| MATERIAL FOR THIS TASK |
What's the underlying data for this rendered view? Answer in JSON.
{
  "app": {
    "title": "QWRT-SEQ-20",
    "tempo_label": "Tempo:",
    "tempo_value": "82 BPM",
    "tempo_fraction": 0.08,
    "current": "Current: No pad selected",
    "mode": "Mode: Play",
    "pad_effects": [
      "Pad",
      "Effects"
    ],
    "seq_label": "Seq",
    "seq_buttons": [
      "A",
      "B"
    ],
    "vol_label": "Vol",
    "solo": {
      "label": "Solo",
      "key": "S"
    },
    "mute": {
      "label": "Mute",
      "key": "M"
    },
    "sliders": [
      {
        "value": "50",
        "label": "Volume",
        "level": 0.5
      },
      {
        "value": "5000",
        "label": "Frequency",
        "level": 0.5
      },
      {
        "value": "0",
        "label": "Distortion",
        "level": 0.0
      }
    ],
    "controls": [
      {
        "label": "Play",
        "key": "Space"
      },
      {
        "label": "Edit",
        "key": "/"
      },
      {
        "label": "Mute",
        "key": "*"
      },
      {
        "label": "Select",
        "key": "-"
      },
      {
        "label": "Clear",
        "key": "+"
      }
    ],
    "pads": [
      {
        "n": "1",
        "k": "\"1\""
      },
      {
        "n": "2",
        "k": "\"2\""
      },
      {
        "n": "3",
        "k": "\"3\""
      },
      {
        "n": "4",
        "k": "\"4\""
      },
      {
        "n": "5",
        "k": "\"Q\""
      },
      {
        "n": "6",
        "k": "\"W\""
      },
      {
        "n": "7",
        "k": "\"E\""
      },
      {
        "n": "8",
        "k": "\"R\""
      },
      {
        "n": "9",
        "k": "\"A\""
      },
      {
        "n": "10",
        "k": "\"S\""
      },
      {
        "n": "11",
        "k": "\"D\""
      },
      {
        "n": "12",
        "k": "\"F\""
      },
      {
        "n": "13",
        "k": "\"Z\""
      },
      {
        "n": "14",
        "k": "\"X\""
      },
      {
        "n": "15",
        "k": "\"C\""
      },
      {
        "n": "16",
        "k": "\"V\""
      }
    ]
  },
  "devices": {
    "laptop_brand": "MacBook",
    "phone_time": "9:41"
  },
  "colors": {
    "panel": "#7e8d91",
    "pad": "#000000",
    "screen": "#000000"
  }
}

| GOAL |
Go through the entries and repeat each one exactly.

| RESULT |
What's the underlying data for this rendered view? Answer in JSON.
{
  "app": {
    "title": "QWRT-SEQ-20",
    "tempo_label": "Tempo:",
    "tempo_value": "82 BPM",
    "tempo_fraction": 0.08,
    "current": "Current: No pad selected",
    "mode": "Mode: Play",
    "pad_effects": [
      "Pad",
      "Effects"
    ],
    "seq_label": "Seq",
    "seq_buttons": [
      "A",
      "B"
    ],
    "vol_label": "Vol",
    "solo": {
      "label": "Solo",
      "key": "S"
    },
    "mute": {
      "label": "Mute",
      "key": "M"
    },
    "sliders": [
      {
        "value": "50",
        "label": "Volume",
        "level": 0.5
      },
      {
        "value": "5000",
        "label": "Frequency",
        "level": 0.5
      },
      {
        "value": "0",
        "label": "Distortion",
        "level": 0.0
      }
    ],
    "controls": [
      {
        "label": "Play",
        "key": "Space"
      },
      {
        "label": "Edit",
        "key": "/"
      },
      {
        "label": "Mute",
        "key": "*"
      },
      {
        "label": "Select",
        "key": "-"
      },
      {
        "label": "Clear",
        "key": "+"
      }
    ],
    "pads": [
      {
        "n": "1",
        "k": "\"1\""
      },
      {
        "n": "2",
        "k": "\"2\""
      },
      {
        "n": "3",
        "k": "\"3\""
      },
      {
        "n": "4",
        "k": "\"4\""
      },
      {
        "n": "5",
        "k": "\"Q\""
      },
      {
        "n": "6",
        "k": "\"W\""
      },
      {
        "n": "7",
        "k": "\"E\""
      },
      {
        "n": "8",
        "k": "\"R\""
      },
      {
        "n": "9",
        "k": "\"A\""
      },
      {
        "n": "10",
        "k": "\"S\""
      },
      {
        "n": "11",
        "k": "\"D\""
      },
      {
        "n": "12",
        "k": "\"F\""
      },
      {
        "n": "13",
        "k": "\"Z\""
      },
      {
        "n": "14",
        "k": "\"X\""
      },
      {
        "n": "15",
        "k": "\"C\""
      },
      {
        "n": "16",
        "k": "\"V\""
      }
    ]
  },
  "devices": {
    "laptop_brand": "MacBook",
    "phone_time": "9:41"
  },
  "colors": {
    "panel": "#7e8d91",
    "pad": "#000000",
    "screen": "#000000"
  }
}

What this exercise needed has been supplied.